Stored records
* begin *
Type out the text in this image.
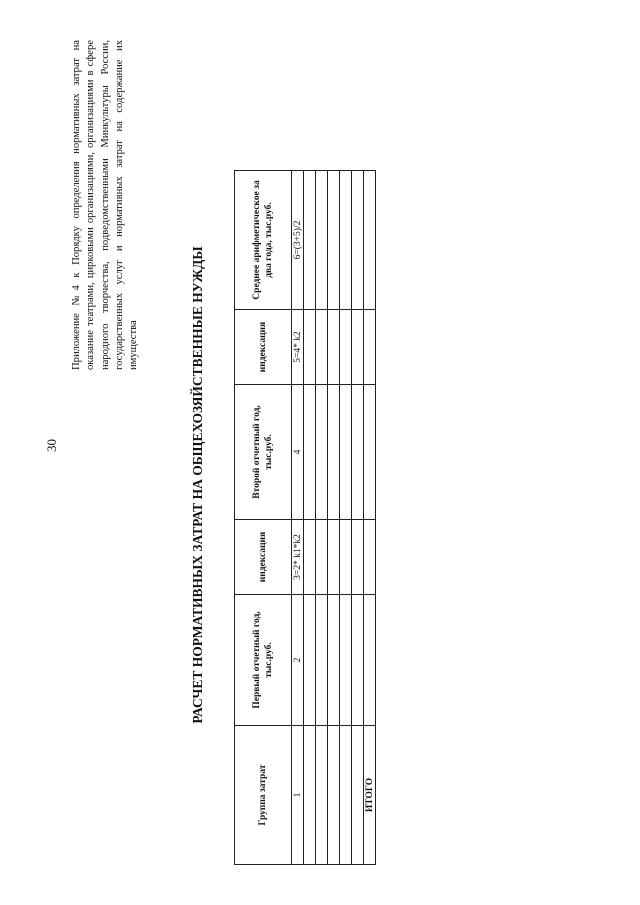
30
Приложение №4 к Порядку определения нормативных затрат на оказание театрами, цирковыми организациями, организациями в сфере народного творчества, подведомственными Минкультуры России, государственных услуг и нормативных затрат на содержание их имущества	РАСЧЕТ НОРМАТИВНЫХ ЗАТРАТ НА ОБЩЕХОЗЯЙСТВЕННЫЕ НУЖДЫ
Группа затрат	Первый отчетный год, тыс.руб.	индексация	Второй отчетный год, тыс.руб.	индексация	Среднее арифметическое за два года, тыс.руб.
1	2	3=2* k1*k2	4	5=4* k2	6=(3+5)/2

ИТОГО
* end *
YOUR TASK:
Repeat the records above exactly, omitting every picture.

EXERCISE OUTPUT:
Type out the text in this image.
30
Приложение №4 к Порядку определения нормативных затрат на оказание театрами, цирковыми организациями, организациями в сфере народного творчества, подведомственными Минкультуры России, государственных услуг и нормативных затрат на содержание их имущества	РАСЧЕТ НОРМАТИВНЫХ ЗАТРАТ НА ОБЩЕХОЗЯЙСТВЕННЫЕ НУЖДЫ
Группа затрат	Первый отчетный год, тыс.руб.	индексация	Второй отчетный год, тыс.руб.	индексация	Среднее арифметическое за два года, тыс.руб.
1	2	3=2* k1*k2	4	5=4* k2	6=(3+5)/2

ИТОГО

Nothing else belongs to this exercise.